AIM:
Print the entries in full, word for word, but not the pictures.

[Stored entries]
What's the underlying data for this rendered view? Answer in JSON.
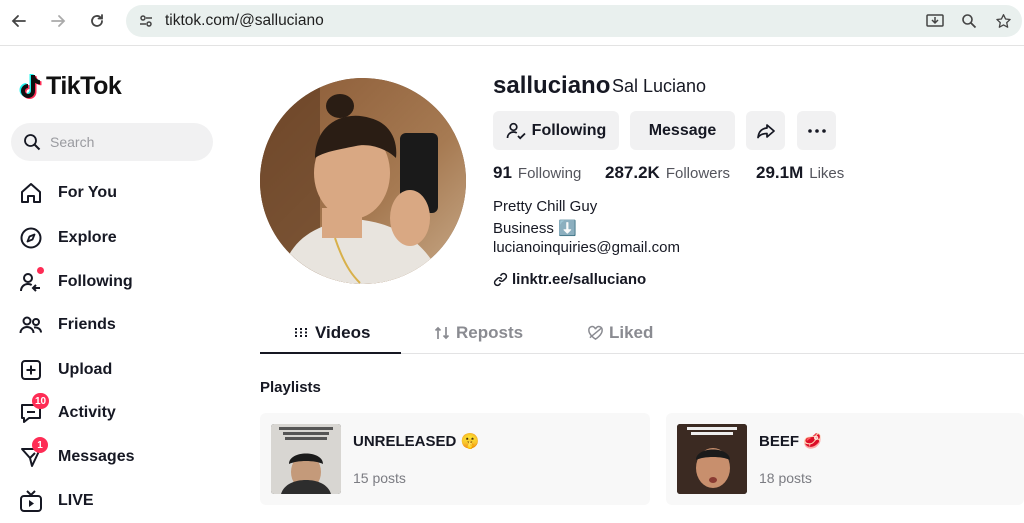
{
  "browser": {
    "url": "tiktok.com/@salluciano"
  },
  "sidebar": {
    "logo": "TikTok",
    "search_placeholder": "Search",
    "items": [
      {
        "label": "For You",
        "icon": "home-icon"
      },
      {
        "label": "Explore",
        "icon": "compass-icon"
      },
      {
        "label": "Following",
        "icon": "following-icon"
      },
      {
        "label": "Friends",
        "icon": "friends-icon"
      },
      {
        "label": "Upload",
        "icon": "upload-icon"
      },
      {
        "label": "Activity",
        "icon": "activity-icon",
        "badge": "10"
      },
      {
        "label": "Messages",
        "icon": "messages-icon",
        "badge": "1"
      },
      {
        "label": "LIVE",
        "icon": "live-icon"
      }
    ]
  },
  "profile": {
    "username": "salluciano",
    "nickname": "Sal Luciano",
    "buttons": {
      "following": "Following",
      "message": "Message"
    },
    "stats": {
      "following_count": "91",
      "following_label": "Following",
      "followers_count": "287.2K",
      "followers_label": "Followers",
      "likes_count": "29.1M",
      "likes_label": "Likes"
    },
    "bio": [
      "Pretty Chill Guy",
      "Business ⬇️",
      "lucianoinquiries@gmail.com"
    ],
    "link": "linktr.ee/salluciano"
  },
  "tabs": [
    {
      "label": "Videos",
      "active": true
    },
    {
      "label": "Reposts",
      "active": false
    },
    {
      "label": "Liked",
      "active": false
    }
  ],
  "playlists": {
    "title": "Playlists",
    "items": [
      {
        "title": "UNRELEASED 🤫",
        "count": "15 posts"
      },
      {
        "title": "BEEF 🥩",
        "count": "18 posts"
      }
    ]
  },
  "colors": {
    "accent": "#fe2c55",
    "text": "#161823",
    "button_bg": "#f1f1f2"
  }
}
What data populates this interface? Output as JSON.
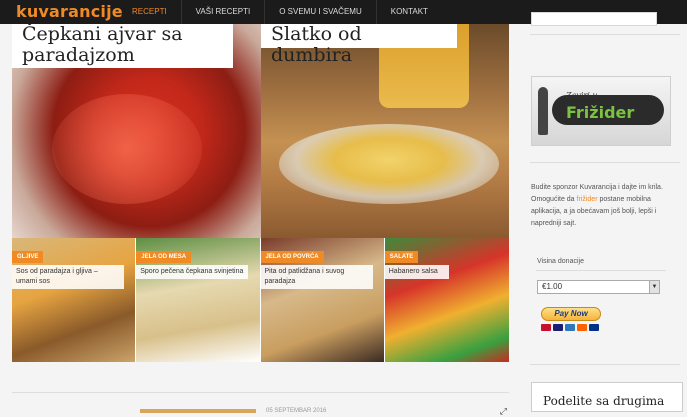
{
  "header": {
    "logo": "kuvarancije",
    "nav": [
      {
        "label": "RECEPTI",
        "active": true
      },
      {
        "label": "VAŠI RECEPTI",
        "active": false
      },
      {
        "label": "O SVEMU I SVAČEMU",
        "active": false
      },
      {
        "label": "KONTAKT",
        "active": false
      }
    ]
  },
  "featured": [
    {
      "title": "Čepkani ajvar sa paradajzom"
    },
    {
      "title": "Slatko od dumbira"
    }
  ],
  "tiles": [
    {
      "category": "GLJIVE",
      "title": "Sos od paradajza i gljiva – umami sos"
    },
    {
      "category": "JELA OD MESA",
      "title": "Sporo pečena čepkana svinjetina"
    },
    {
      "category": "JELA OD POVRĆA",
      "title": "Pita od patlidžana i suvog paradajza"
    },
    {
      "category": "SALATE",
      "title": "Habanero salsa"
    }
  ],
  "sidebar": {
    "banner_small": "Zaviri u",
    "banner_big": "Frižider",
    "sponsor_text_before": "Budite sponzor Kuvarancija i dajte im krila. Omogućite da ",
    "sponsor_highlight": "frižider",
    "sponsor_text_after": " postane mobilna aplikacija, a ja obećavam još bolji, lepši i napredniji sajt.",
    "donation_label": "Visina donacije",
    "donation_value": "€1.00",
    "paynow_label": "Pay Now",
    "share_title": "Podelite sa drugima"
  },
  "bottom_meta": "05 SEPTEMBAR 2016",
  "colors": {
    "accent": "#f08a24",
    "topbar": "#1b1b1b",
    "banner_green": "#7cc242"
  }
}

WRITTEN SOLUTION:
What's the underlying data for this rendered view? Answer in JSON.
{
  "browser": {
    "url": "tiktok.com/@salluciano"
  },
  "sidebar": {
    "logo": "TikTok",
    "search_placeholder": "Search",
    "items": [
      {
        "label": "For You",
        "icon": "home-icon"
      },
      {
        "label": "Explore",
        "icon": "compass-icon"
      },
      {
        "label": "Following",
        "icon": "following-icon"
      },
      {
        "label": "Friends",
        "icon": "friends-icon"
      },
      {
        "label": "Upload",
        "icon": "upload-icon"
      },
      {
        "label": "Activity",
        "icon": "activity-icon",
        "badge": "10"
      },
      {
        "label": "Messages",
        "icon": "messages-icon",
        "badge": "1"
      },
      {
        "label": "LIVE",
        "icon": "live-icon"
      }
    ]
  },
  "profile": {
    "username": "salluciano",
    "nickname": "Sal Luciano",
    "buttons": {
      "following": "Following",
      "message": "Message"
    },
    "stats": {
      "following_count": "91",
      "following_label": "Following",
      "followers_count": "287.2K",
      "followers_label": "Followers",
      "likes_count": "29.1M",
      "likes_label": "Likes"
    },
    "bio": [
      "Pretty Chill Guy",
      "Business ⬇️",
      "lucianoinquiries@gmail.com"
    ],
    "link": "linktr.ee/salluciano"
  },
  "tabs": [
    {
      "label": "Videos",
      "active": true
    },
    {
      "label": "Reposts",
      "active": false
    },
    {
      "label": "Liked",
      "active": false
    }
  ],
  "playlists": {
    "title": "Playlists",
    "items": [
      {
        "title": "UNRELEASED 🤫",
        "count": "15 posts"
      },
      {
        "title": "BEEF 🥩",
        "count": "18 posts"
      }
    ]
  },
  "colors": {
    "accent": "#fe2c55",
    "text": "#161823",
    "button_bg": "#f1f1f2"
  }
}
What data populates this interface? Output as JSON.
{
  "header": {
    "logo": "kuvarancije",
    "nav": [
      {
        "label": "RECEPTI",
        "active": true
      },
      {
        "label": "VAŠI RECEPTI",
        "active": false
      },
      {
        "label": "O SVEMU I SVAČEMU",
        "active": false
      },
      {
        "label": "KONTAKT",
        "active": false
      }
    ]
  },
  "featured": [
    {
      "title": "Čepkani ajvar sa paradajzom"
    },
    {
      "title": "Slatko od dumbira"
    }
  ],
  "tiles": [
    {
      "category": "GLJIVE",
      "title": "Sos od paradajza i gljiva – umami sos"
    },
    {
      "category": "JELA OD MESA",
      "title": "Sporo pečena čepkana svinjetina"
    },
    {
      "category": "JELA OD POVRĆA",
      "title": "Pita od patlidžana i suvog paradajza"
    },
    {
      "category": "SALATE",
      "title": "Habanero salsa"
    }
  ],
  "sidebar": {
    "banner_small": "Zaviri u",
    "banner_big": "Frižider",
    "sponsor_text_before": "Budite sponzor Kuvarancija i dajte im krila. Omogućite da ",
    "sponsor_highlight": "frižider",
    "sponsor_text_after": " postane mobilna aplikacija, a ja obećavam još bolji, lepši i napredniji sajt.",
    "donation_label": "Visina donacije",
    "donation_value": "€1.00",
    "paynow_label": "Pay Now",
    "share_title": "Podelite sa drugima"
  },
  "bottom_meta": "05 SEPTEMBAR 2016",
  "colors": {
    "accent": "#f08a24",
    "topbar": "#1b1b1b",
    "banner_green": "#7cc242"
  }
}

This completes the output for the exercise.